▶ **To be done**: Pick out the lines below that include the string "legend".

Dataset items
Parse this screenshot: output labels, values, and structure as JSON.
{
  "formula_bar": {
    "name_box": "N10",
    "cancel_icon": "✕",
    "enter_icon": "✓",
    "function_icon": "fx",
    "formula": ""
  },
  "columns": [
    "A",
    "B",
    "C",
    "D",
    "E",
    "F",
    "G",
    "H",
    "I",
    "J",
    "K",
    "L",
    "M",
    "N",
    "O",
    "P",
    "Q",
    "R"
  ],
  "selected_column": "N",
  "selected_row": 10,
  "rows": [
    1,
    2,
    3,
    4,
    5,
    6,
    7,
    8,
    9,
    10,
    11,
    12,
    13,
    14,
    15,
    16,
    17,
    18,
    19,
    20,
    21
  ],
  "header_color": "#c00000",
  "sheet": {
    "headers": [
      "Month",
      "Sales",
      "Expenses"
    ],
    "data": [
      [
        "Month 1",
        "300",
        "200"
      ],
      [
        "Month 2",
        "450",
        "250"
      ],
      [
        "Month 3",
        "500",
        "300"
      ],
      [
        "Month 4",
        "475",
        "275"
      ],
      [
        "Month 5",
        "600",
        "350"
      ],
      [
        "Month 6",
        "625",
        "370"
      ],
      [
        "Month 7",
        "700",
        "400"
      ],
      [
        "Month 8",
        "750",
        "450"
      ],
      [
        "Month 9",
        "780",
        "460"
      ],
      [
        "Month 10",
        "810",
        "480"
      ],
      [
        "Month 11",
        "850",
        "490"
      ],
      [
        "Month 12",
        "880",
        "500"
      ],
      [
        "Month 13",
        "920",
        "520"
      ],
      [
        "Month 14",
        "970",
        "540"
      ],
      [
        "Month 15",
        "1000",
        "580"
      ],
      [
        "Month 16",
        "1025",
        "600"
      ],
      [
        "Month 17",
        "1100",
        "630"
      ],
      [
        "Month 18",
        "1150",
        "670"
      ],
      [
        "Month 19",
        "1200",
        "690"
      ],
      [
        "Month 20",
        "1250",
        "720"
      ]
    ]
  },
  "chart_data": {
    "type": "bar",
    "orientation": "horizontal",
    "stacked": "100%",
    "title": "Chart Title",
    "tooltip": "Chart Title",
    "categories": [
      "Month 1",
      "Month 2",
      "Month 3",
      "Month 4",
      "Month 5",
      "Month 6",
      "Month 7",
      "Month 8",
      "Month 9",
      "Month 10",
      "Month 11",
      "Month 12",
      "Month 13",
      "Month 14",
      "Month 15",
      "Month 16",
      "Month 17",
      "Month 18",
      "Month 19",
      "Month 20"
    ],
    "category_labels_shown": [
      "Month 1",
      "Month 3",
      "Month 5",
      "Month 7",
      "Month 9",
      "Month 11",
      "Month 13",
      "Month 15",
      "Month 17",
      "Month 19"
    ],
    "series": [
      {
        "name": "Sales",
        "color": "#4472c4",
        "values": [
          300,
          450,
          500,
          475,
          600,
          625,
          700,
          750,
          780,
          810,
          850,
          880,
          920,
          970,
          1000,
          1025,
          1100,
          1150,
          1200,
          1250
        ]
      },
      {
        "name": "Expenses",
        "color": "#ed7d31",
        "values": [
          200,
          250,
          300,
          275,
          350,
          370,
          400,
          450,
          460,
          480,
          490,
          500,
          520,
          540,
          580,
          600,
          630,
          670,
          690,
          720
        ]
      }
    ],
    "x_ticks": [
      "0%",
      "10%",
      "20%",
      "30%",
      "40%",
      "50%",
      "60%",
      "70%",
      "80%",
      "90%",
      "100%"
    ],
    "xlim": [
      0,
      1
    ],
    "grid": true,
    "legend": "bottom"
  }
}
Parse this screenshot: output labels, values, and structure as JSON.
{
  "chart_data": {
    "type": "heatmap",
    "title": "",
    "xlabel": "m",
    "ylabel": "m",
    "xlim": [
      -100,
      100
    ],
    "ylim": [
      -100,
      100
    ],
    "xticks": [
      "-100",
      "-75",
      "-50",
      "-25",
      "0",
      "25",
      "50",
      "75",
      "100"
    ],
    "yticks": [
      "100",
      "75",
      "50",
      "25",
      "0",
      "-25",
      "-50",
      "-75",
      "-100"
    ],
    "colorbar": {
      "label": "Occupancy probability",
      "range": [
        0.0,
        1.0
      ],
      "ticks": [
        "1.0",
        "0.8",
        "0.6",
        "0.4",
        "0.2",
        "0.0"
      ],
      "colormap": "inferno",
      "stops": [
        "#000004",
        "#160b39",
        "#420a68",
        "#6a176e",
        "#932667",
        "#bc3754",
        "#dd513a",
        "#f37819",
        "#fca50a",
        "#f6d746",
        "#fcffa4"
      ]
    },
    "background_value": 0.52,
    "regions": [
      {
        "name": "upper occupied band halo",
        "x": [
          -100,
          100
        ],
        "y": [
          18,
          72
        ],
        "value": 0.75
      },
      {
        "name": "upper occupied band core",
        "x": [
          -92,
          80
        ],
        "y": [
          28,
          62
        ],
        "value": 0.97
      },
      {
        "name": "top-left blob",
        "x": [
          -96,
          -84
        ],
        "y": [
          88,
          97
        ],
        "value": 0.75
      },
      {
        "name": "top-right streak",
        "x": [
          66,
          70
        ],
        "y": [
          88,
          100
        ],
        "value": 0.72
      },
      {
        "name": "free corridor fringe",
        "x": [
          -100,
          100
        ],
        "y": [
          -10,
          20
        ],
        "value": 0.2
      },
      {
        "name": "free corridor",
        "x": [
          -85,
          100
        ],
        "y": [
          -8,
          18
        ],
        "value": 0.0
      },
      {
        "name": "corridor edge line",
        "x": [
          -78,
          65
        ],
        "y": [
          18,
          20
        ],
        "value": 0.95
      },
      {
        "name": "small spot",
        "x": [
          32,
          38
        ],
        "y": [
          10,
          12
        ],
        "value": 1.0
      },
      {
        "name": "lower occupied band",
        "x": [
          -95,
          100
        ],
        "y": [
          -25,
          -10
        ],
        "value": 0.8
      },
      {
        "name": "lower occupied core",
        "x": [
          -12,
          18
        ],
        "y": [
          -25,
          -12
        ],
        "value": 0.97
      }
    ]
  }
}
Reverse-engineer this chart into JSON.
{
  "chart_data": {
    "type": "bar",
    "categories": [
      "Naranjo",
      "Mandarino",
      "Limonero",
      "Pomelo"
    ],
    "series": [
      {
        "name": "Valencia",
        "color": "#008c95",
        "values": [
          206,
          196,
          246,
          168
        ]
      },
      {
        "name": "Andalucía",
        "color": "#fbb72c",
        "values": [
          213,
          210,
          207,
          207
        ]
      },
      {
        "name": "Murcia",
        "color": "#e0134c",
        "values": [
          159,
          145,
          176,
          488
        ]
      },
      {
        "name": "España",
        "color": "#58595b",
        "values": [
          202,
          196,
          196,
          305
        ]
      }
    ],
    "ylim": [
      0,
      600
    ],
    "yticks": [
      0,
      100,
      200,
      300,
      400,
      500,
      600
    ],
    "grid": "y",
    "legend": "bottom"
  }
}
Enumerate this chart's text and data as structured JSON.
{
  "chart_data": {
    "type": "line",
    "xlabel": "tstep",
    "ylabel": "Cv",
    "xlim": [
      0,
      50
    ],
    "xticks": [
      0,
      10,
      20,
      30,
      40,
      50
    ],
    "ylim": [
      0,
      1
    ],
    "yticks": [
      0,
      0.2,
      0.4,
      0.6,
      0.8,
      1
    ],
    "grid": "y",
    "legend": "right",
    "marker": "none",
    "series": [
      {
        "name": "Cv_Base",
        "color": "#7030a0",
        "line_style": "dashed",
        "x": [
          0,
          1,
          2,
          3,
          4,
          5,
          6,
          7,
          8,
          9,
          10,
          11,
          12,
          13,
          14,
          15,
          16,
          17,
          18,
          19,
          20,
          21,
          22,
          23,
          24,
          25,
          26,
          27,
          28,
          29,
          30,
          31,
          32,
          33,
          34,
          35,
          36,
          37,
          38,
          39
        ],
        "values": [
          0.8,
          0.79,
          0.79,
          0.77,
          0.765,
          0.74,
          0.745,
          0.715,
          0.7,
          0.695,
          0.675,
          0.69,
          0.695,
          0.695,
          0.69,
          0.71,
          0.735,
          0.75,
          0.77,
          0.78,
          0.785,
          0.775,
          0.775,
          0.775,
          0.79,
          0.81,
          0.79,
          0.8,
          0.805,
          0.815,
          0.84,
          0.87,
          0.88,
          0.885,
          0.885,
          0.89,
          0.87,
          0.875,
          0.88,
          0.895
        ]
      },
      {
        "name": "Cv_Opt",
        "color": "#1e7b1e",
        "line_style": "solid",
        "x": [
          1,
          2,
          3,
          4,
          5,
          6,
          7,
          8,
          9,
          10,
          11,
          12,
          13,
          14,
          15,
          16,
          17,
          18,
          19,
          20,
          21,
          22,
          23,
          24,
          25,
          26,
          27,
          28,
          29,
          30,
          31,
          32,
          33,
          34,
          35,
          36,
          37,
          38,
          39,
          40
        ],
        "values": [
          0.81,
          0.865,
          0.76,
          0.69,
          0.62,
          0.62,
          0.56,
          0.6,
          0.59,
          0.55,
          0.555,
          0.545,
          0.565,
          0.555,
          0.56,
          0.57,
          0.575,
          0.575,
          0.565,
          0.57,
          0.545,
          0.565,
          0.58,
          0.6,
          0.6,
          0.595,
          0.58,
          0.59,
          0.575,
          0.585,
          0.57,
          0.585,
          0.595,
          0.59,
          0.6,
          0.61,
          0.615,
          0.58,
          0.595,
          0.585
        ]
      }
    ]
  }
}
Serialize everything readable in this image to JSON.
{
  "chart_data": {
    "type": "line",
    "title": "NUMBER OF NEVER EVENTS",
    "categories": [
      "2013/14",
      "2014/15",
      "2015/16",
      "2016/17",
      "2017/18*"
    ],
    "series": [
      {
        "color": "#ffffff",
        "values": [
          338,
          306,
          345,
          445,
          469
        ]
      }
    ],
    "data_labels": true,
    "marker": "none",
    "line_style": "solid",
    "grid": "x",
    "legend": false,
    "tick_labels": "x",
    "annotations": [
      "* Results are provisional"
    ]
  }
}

▶ **Reply**:
    "legend": "bottom"
    "legend": "bottom"
    "legend": "right",
    "legend": false,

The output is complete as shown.